Work instruction: Please return everything from "By 9 hours, all" down to "damp inside again!" in the window-repair write-up, copied word for word.

### Document passage ###

Window repair with Tupperware, Silica Gel and an Aquarium pump...
while ago, the Ivy that was growing on the wall of my garage/workshop found its way
through the seal on a double-glazed window unit, causing condensation to form inside.
About a quarter of an inch of water had also accumulated in the bottom between the panes.
I realised that what it needed was some airflow through the space between the panes, and actively extracting the moisture from the circulating air. I drilled a second hole in the opposite corner of the glass, and attatched some polythene windscreen-washer tubing to both holes, using the ends of a couple of syringes glued on with silicone sealer. I was expecting to have to leave it going for a long time (maybe weeks) so I stapled the tubing to a wood block screwed into the frame (right).
I found some bags of silica gel I had lying around. Silica gel is highly
moisture-absorbent, and commonly used in various packaging applications. The stuff I had
was pretty old, and so needed reactivating by baking in an improvised oven at
about 100 deg.C for 24 hours. This turned it from milky pink to a deep blue colour.
The silica gel was then placed inside a Tupperware food container, along with an aquarium air pump. This provided a sealed drying system, which would circulate the air through the window and the silica gel. The pump inlet wasn't very amenable to attatching a tube, so it was easiest to just put it inside the container. The heat from the pump might also help things along.
(The picture on the right was taken after it had been running for a few hours -
the silica gel near where the inlet tube came in had turned white, showing that
moisture had been absorbed.)
By 9 hours, all the condensation had gone. The only visible remains were some very slight marks where the droplets had been.
After the ivy was removed, I used a syringe to inject some conformal coating under the
rubber seal on the outside - hopefully this is runny enough to soak into the remnants of
ivy and flexible to remain sealed - time will tell, but at least I now know I can recover
it if it does get damp inside again!

### Data excerpts ###

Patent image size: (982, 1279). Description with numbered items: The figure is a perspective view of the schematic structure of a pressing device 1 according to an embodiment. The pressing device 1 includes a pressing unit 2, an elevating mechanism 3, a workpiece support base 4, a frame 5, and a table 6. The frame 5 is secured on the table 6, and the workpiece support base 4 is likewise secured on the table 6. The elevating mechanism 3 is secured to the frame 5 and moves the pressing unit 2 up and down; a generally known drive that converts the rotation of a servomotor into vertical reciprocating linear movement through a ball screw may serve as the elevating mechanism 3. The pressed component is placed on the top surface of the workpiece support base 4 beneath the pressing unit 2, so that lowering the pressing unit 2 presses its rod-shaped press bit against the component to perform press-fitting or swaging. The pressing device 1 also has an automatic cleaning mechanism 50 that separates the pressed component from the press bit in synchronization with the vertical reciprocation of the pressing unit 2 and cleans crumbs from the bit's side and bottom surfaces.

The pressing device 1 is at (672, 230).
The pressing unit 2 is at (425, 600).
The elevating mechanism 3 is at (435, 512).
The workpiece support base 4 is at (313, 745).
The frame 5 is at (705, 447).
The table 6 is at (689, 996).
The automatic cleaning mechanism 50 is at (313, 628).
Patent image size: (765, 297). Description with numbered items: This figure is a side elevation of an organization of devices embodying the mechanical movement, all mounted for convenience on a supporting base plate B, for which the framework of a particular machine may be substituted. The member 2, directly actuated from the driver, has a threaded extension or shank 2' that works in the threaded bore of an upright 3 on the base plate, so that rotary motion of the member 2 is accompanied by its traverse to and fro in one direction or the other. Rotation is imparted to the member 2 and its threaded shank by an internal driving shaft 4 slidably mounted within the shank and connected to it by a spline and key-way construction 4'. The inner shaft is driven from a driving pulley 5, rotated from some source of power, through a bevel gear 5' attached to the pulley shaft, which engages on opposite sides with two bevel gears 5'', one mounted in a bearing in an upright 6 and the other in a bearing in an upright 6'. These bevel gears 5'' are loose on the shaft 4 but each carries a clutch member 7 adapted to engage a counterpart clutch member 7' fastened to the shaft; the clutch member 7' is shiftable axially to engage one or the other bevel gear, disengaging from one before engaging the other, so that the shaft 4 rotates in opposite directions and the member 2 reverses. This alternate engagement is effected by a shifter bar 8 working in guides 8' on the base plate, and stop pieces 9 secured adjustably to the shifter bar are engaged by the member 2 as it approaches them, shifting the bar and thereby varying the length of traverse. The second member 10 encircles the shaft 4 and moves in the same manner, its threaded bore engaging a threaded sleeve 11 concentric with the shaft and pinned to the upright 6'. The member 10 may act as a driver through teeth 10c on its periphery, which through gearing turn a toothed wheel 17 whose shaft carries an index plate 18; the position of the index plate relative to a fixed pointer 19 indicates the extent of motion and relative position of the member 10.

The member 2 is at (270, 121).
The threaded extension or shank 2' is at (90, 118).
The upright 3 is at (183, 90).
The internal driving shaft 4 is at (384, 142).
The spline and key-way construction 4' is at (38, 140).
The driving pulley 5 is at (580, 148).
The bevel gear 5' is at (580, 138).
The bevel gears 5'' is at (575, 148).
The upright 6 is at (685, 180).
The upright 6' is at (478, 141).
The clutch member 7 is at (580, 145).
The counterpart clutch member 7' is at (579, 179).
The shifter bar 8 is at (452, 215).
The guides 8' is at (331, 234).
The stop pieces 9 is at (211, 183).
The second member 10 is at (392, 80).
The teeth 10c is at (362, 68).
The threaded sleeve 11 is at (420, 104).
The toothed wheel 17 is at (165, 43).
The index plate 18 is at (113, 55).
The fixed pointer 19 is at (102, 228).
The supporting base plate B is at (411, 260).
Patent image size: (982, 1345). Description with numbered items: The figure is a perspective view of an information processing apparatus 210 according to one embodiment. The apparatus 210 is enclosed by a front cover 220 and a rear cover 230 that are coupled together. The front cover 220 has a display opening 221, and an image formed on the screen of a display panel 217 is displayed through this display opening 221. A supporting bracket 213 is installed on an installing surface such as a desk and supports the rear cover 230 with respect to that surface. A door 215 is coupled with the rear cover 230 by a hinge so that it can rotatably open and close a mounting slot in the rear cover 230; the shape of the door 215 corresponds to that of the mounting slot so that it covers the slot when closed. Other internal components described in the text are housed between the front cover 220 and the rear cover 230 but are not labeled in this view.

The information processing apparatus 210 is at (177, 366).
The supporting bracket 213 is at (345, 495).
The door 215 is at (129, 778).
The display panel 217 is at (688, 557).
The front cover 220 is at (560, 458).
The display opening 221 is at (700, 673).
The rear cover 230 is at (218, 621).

###

Answer for the task:
By 9 hours, all the condensation had gone. The only visible remains were some very slight marks where the droplets had been.
After the ivy was removed, I used a syringe to inject some conformal coating under the
rubber seal on the outside - hopefully this is runny enough to soak into the remnants of
ivy and flexible to remain sealed - time will tell, but at least I now know I can recover
it if it does get damp inside again!